** Task details **
Copy all lines below containing "important".

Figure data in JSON
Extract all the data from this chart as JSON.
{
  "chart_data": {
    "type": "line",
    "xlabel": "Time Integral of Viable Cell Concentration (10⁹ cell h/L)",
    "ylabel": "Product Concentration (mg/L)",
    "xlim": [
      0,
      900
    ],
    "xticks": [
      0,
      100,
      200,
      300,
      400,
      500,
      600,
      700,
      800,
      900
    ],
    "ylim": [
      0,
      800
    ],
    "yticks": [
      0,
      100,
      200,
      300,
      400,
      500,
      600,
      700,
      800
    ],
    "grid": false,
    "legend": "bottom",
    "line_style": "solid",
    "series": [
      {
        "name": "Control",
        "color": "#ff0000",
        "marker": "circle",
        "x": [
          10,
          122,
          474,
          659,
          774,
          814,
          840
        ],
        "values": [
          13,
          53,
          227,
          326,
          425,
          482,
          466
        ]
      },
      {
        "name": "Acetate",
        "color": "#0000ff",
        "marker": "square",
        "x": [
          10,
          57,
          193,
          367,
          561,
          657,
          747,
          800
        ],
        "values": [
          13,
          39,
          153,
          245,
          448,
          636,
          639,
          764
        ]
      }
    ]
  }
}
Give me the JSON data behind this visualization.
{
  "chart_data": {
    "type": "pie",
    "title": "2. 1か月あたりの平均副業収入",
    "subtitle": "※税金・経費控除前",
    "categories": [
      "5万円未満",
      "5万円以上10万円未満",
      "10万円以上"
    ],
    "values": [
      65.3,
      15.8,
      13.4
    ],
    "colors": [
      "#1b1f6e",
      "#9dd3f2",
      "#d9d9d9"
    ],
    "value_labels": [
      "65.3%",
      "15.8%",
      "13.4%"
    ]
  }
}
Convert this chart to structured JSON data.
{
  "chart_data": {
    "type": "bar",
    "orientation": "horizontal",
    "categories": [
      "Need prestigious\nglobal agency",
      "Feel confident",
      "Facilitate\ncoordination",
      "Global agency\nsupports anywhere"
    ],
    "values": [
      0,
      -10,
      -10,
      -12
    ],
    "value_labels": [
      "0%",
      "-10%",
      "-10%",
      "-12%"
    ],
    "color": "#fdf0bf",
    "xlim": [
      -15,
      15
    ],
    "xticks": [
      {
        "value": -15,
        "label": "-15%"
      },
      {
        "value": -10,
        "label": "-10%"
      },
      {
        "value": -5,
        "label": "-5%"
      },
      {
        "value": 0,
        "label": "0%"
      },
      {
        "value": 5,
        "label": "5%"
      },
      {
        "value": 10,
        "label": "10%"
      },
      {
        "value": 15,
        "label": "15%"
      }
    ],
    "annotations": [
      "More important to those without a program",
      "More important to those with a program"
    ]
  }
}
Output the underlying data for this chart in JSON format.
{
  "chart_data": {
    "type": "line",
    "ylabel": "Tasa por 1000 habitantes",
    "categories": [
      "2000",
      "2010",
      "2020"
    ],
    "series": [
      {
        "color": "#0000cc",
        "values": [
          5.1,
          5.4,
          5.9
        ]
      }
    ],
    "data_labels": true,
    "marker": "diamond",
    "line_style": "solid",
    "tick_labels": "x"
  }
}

** Task response **
      "More important to those without a program",
      "More important to those with a program"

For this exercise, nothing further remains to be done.